◆ Description of the task ◆
Extract, from the listing that follows, each line containing the word "ylabel".

* begin Data to process *

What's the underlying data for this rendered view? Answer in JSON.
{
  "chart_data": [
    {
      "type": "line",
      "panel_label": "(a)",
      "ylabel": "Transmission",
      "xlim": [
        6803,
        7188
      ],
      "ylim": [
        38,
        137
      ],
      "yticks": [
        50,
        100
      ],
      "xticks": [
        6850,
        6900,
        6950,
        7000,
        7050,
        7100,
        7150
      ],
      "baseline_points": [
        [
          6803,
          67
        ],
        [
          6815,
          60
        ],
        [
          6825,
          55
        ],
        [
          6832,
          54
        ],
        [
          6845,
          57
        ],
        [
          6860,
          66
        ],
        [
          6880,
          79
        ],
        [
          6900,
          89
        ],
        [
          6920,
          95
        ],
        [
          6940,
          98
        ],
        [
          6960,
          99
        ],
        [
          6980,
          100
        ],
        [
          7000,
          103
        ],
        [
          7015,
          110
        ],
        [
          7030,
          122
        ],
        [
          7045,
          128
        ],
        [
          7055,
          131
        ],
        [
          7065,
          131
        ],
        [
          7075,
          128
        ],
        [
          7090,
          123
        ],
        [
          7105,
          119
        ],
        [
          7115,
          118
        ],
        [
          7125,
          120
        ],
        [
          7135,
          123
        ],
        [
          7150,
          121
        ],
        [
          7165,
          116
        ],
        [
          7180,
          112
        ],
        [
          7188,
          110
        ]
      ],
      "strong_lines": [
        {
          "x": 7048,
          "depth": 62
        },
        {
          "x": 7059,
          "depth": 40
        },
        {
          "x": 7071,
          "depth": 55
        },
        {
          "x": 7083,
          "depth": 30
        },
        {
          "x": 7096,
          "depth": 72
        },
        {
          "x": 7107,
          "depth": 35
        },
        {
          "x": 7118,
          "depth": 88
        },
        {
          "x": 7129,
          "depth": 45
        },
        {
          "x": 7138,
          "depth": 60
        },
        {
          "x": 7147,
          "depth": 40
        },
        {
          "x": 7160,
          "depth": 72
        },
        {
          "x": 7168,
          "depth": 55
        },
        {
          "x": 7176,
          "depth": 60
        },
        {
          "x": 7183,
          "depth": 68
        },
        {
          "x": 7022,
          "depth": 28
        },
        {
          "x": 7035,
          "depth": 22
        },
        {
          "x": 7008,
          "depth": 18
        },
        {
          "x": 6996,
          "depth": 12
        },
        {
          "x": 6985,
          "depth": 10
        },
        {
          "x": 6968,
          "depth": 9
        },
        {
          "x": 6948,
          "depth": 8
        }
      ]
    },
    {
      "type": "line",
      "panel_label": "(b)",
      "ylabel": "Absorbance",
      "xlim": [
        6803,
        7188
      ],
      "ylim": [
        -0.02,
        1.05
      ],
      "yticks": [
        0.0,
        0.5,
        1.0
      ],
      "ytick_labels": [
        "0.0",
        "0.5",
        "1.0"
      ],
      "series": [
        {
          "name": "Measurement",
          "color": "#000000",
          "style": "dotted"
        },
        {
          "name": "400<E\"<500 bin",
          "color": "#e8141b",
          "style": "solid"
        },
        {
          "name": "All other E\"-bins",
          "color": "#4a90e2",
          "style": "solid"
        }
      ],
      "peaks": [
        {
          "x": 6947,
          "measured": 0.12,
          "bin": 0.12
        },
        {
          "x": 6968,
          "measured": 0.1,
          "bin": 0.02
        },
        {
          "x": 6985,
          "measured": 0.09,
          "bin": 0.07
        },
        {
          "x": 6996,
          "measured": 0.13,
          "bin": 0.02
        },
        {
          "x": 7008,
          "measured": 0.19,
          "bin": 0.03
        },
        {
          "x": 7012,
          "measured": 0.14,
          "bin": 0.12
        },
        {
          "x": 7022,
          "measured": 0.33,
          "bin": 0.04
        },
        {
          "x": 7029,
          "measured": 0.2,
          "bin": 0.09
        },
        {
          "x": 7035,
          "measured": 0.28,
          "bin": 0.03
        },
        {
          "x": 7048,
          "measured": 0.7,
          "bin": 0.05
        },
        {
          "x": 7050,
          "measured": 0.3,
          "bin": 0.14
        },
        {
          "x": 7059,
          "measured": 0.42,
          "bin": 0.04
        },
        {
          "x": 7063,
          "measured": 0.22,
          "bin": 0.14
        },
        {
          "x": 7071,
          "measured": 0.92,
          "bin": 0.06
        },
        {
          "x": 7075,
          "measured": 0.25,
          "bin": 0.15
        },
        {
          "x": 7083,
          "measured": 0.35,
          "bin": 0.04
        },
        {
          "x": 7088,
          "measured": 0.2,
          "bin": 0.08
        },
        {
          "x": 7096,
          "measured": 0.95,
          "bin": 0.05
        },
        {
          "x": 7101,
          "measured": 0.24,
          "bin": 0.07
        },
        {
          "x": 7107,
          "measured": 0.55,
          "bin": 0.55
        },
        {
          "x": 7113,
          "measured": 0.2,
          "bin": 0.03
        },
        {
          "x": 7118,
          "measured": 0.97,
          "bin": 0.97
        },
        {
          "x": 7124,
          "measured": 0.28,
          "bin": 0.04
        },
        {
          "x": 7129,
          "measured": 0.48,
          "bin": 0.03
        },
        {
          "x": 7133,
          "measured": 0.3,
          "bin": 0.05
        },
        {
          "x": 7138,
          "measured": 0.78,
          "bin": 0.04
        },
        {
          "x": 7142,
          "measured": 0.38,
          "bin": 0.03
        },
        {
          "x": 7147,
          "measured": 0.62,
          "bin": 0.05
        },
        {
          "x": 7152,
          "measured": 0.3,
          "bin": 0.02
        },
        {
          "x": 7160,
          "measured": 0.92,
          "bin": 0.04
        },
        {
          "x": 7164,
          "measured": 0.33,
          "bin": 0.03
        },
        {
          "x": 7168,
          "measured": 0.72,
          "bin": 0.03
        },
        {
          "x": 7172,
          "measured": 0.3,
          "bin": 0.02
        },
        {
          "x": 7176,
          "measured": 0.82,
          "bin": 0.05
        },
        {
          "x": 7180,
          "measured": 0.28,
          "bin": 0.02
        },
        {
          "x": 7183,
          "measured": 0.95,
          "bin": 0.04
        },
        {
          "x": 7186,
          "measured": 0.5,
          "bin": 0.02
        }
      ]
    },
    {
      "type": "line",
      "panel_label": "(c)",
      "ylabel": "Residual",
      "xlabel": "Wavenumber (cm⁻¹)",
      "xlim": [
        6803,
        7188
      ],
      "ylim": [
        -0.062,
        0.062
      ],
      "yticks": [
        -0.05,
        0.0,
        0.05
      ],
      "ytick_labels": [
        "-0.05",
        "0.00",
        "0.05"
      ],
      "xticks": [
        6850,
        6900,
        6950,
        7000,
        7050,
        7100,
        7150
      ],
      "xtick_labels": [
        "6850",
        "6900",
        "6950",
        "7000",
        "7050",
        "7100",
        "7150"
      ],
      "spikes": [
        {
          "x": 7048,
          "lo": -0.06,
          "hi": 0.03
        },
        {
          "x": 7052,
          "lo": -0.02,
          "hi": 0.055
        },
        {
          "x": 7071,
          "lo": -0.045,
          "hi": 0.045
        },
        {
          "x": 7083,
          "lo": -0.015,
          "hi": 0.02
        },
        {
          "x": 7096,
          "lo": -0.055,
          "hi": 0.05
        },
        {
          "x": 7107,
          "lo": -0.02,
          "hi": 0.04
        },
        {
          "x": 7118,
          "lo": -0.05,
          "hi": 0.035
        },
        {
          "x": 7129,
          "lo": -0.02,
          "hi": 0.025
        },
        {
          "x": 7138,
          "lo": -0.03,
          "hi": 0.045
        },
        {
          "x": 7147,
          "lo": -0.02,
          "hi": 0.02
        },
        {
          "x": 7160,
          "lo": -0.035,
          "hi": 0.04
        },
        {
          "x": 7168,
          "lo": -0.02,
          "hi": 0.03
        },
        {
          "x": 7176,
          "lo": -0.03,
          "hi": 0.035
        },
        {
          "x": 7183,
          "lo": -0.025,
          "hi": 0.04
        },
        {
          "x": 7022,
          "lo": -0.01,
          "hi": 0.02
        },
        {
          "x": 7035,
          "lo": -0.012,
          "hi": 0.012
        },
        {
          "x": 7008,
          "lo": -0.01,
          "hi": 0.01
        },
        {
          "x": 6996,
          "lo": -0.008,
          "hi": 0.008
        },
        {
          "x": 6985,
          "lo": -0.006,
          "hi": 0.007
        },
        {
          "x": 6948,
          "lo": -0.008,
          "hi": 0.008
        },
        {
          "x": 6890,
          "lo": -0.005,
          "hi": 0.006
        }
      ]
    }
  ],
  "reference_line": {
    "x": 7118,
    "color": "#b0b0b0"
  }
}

* end Data to process *

◆ Written answer ◆
      "ylabel": "Transmission",
      "ylabel": "Absorbance",
      "ylabel": "Residual",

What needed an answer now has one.